Passage shown:
______
Sentence Embeddings in Android

An Android library that provides a port to sentence-transformers, which are used to generate sentence embeddings (fixed-size vectors for text/sentences)

Read the blog: From Python To Android: HF Sentence Transformers (Embeddings)

Updates

2025-06

Add support for 16 KB page-size Android devices by updating project NDK version to r28b
Modify Gradle scripts of sentence_embeddings and model2vec modules to publish the AAR as a package on Maven Central

2025-03

Move the Rust source code from the libs branch to the main branch: We now use the rust-android-plugin to initiate cargo build from Gradle
Removed Git LFS: The ONNX models present in app/src/main/assets have been removed from the repository. Instead, app/build.gradle.kts downloads the models and tokenizer configs from HuggingFace using download_model.sh shell script.
______
Challenge A: How would you render this sentence from the Sentence Embeddings in Android page in German: "Add support for 16 KB page-size Android devices by updating project NDK version to r28b"?
Challenge B: Could you continue the Sentence Embeddings in Android page, picking up after its final line?

Material provided:
______
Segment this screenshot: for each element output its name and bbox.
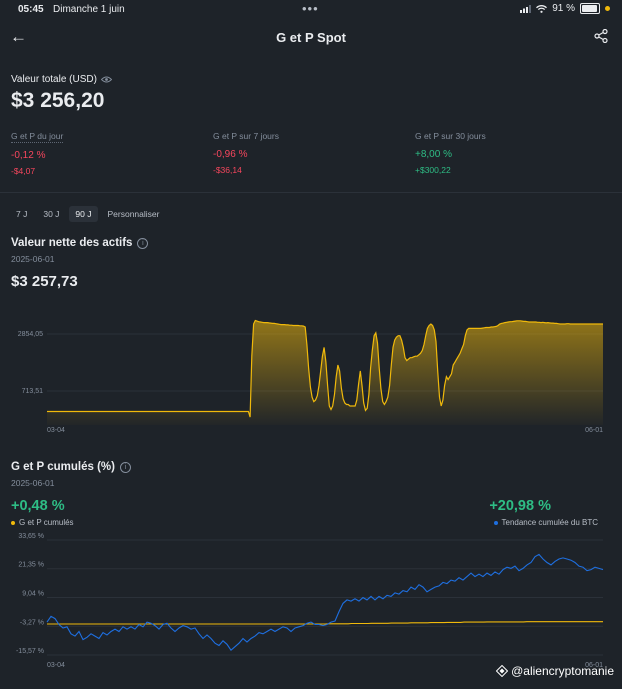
______
Exercise result A: Unterstützung für Android-Geräte mit 16-KB-Seitengröße hinzufügen, indem die NDK-Version des Projekts auf r28b aktualisiert wird

Exercise result B:
Add Model2Vec: Model2Vec provides static sentence-embeddings through a fast-lookup
Remove Jitpack: A GitHub CI script now builds AARs for model2vec and sentence_embeddings Gradle modules that can be included in other projects

2024-08

Along with token_ids and attention_mask, the native library now also returns token_type_ids to support additional models like the bge-small-en-v1.5 (issue #3)

Supported Models

To add more models, refer the Adding New Models section.

Installation

Maven Artifacts

Include the following in your build.gradle script,

dependencies {
    // ... other packages
    
    // To use sentence-embeddings
    implementation 'io.gitlab.shubham0204:sentence-embeddings:v6'
    
    // To also use model2vec
    implementation 'io.gitlab.shubham0204:model2vec:v6'
}

Using the AAR from the Releases directly

The AARs for the sentence_embeddings and model2vec modules are available in the Releases which can be downloaded. Add the AARs to the app/libs directory and then in app/build.gradle.kts,

dependencies {
    // ...
    // Add one or both of them as needed
    implementation(file("libs/sentence_embeddings.aar"))
    implementation(file("libs/model2vec.aar"))
    // ...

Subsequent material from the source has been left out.